Text excerpt:
::::::::::

# Boromir is HOT!



## Uminya (Aug 13, 2002)

Who else thinks Boromir is the most mis-understood stud-muffin to ever grace the face of Arda? Come on! Speak up! 

*drools over his picture of Sean Bean*


----------



## Aerin (Aug 13, 2002)

Ya know, I would have sworn the name "stud muffin" belonged to another... no, wait, that's "stud biscuit"..... 

*Puts on best psychiatrist voice*
Is there something you'd like to share, Ciryaher...?

*Grins in a decidedly wickedly evil fashion*


----------



## Uminya (Aug 13, 2002)

I'd like to share a bedroll with Boromir


----------



## Aerin (Aug 13, 2002)

That's it!
*takes away all pictures of Sean Bean from Cir for two weeks*
You're grounded!


----------



## Arathin (Aug 13, 2002)

*Can't stop laughing* Ciryaher......... and Boromir......... Ugh!!!! Such bad imagery...... *grins evilly* Well I would tell you all how much I like Sean Bean, but then Cir will skin me for having bad thoughts about HIS MAN!!!!!

Oh the horror!!!!!

Oh the insanity!!!!

Oh the............




Political Incorrectness of it all!!!!!!!!!!!!!!!!!!!!!!!


----------



## Talierin (Aug 14, 2002)

*cough* umm....... cir......love you man...... but you should think   and not Boromir....... just a thought.......


----------



## Arathin (Aug 14, 2002)

Ah Tal, is someone hinting to Cir about some.....thing? Do you have something you have to tell us? Don't worry. We're all friends here. We won't judge you..... *giggles*


----------



## Aerin (Aug 14, 2002)

::::::::::

Your task: List every action that the forum thread about Boromir sets between asterisks.

Collected data entries:
::::::::::

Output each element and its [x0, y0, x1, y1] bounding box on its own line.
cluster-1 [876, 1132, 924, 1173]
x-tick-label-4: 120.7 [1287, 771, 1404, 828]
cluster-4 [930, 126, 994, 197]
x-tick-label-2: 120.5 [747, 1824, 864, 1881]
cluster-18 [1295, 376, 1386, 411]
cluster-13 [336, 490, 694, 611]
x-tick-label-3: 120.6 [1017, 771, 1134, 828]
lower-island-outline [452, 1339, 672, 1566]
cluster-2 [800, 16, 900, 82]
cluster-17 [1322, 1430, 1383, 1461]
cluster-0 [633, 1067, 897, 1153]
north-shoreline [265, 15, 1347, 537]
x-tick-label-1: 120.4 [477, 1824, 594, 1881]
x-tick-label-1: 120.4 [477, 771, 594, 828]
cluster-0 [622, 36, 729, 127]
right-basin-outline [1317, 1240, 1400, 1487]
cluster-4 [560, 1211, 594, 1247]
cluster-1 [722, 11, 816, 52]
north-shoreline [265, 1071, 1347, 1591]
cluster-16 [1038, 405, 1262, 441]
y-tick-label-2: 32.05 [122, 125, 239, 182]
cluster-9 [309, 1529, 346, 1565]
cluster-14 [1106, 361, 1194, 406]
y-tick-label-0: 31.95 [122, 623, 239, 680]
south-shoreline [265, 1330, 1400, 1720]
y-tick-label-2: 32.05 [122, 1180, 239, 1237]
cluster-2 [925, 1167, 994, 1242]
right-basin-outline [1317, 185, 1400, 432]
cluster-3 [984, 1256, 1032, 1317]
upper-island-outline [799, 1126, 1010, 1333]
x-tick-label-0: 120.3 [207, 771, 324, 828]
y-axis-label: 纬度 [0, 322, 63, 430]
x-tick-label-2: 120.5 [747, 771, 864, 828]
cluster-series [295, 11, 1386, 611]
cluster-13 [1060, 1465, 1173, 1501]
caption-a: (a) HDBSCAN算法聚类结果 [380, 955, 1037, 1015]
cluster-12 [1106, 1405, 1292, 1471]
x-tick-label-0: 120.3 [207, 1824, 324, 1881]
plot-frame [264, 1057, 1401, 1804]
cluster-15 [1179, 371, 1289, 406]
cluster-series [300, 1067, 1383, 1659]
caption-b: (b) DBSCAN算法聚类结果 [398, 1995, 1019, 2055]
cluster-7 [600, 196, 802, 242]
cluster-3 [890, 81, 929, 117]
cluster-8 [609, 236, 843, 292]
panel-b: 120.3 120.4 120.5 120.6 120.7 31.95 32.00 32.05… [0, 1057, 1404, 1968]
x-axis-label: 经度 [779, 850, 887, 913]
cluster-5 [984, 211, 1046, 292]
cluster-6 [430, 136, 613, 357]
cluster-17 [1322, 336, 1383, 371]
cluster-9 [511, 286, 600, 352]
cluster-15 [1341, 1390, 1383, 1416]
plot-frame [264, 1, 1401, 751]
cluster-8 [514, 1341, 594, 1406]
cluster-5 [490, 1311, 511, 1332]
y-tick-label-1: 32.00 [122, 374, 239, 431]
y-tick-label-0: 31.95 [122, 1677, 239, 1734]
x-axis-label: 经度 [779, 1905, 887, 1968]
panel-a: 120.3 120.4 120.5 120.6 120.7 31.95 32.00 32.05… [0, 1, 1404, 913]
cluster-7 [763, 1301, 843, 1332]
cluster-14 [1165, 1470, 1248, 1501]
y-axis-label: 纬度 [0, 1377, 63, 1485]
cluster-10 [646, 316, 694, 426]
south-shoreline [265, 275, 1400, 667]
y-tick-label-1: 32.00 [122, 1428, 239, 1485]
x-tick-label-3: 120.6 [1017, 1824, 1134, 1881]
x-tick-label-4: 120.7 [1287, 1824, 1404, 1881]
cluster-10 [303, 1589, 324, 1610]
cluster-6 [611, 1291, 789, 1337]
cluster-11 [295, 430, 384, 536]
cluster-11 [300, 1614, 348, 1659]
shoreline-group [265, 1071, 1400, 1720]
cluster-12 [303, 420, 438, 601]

::::::::::

Expected answer:
- drools over his picture of Sean Bean
- Puts on best psychiatrist voice
- Grins in a decidedly wickedly evil fashion
- takes away all pictures of Sean Bean from Cir for two weeks
- Can't stop laughing
- grins evilly
- cough
- giggles